Write out each line beneath this one exactly as it reads.
## Start Raw records
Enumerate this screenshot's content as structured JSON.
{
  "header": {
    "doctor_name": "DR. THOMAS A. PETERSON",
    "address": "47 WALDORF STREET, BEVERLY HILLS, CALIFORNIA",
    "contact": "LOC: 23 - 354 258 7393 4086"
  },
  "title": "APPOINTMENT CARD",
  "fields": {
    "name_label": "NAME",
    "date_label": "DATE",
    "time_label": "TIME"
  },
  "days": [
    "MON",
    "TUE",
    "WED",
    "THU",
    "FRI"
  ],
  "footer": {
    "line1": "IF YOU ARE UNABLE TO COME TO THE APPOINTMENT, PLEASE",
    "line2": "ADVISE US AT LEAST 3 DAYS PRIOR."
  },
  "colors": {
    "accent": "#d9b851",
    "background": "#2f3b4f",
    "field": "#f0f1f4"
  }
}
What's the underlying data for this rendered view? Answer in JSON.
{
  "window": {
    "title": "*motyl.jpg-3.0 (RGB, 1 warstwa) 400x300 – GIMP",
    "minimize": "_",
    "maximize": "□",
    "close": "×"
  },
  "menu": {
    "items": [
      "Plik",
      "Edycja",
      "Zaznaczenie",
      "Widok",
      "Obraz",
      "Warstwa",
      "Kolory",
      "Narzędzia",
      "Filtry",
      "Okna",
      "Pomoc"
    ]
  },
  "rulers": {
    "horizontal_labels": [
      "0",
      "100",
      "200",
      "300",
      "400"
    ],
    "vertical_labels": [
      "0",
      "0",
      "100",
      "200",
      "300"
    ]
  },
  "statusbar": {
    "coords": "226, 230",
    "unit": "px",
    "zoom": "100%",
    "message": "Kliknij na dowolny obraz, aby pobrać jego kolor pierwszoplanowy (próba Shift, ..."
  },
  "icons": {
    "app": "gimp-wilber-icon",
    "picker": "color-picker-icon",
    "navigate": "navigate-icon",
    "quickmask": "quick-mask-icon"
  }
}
## End Raw records
[Answer to this problem]:
Enumerate this screenshot's content as structured JSON.
{
  "header": {
    "doctor_name": "DR. THOMAS A. PETERSON",
    "address": "47 WALDORF STREET, BEVERLY HILLS, CALIFORNIA",
    "contact": "LOC: 23 - 354 258 7393 4086"
  },
  "title": "APPOINTMENT CARD",
  "fields": {
    "name_label": "NAME",
    "date_label": "DATE",
    "time_label": "TIME"
  },
  "days": [
    "MON",
    "TUE",
    "WED",
    "THU",
    "FRI"
  ],
  "footer": {
    "line1": "IF YOU ARE UNABLE TO COME TO THE APPOINTMENT, PLEASE",
    "line2": "ADVISE US AT LEAST 3 DAYS PRIOR."
  },
  "colors": {
    "accent": "#d9b851",
    "background": "#2f3b4f",
    "field": "#f0f1f4"
  }
}
What's the underlying data for this rendered view? Answer in JSON.
{
  "window": {
    "title": "*motyl.jpg-3.0 (RGB, 1 warstwa) 400x300 – GIMP",
    "minimize": "_",
    "maximize": "□",
    "close": "×"
  },
  "menu": {
    "items": [
      "Plik",
      "Edycja",
      "Zaznaczenie",
      "Widok",
      "Obraz",
      "Warstwa",
      "Kolory",
      "Narzędzia",
      "Filtry",
      "Okna",
      "Pomoc"
    ]
  },
  "rulers": {
    "horizontal_labels": [
      "0",
      "100",
      "200",
      "300",
      "400"
    ],
    "vertical_labels": [
      "0",
      "0",
      "100",
      "200",
      "300"
    ]
  },
  "statusbar": {
    "coords": "226, 230",
    "unit": "px",
    "zoom": "100%",
    "message": "Kliknij na dowolny obraz, aby pobrać jego kolor pierwszoplanowy (próba Shift, ..."
  },
  "icons": {
    "app": "gimp-wilber-icon",
    "picker": "color-picker-icon",
    "navigate": "navigate-icon",
    "quickmask": "quick-mask-icon"
  }
}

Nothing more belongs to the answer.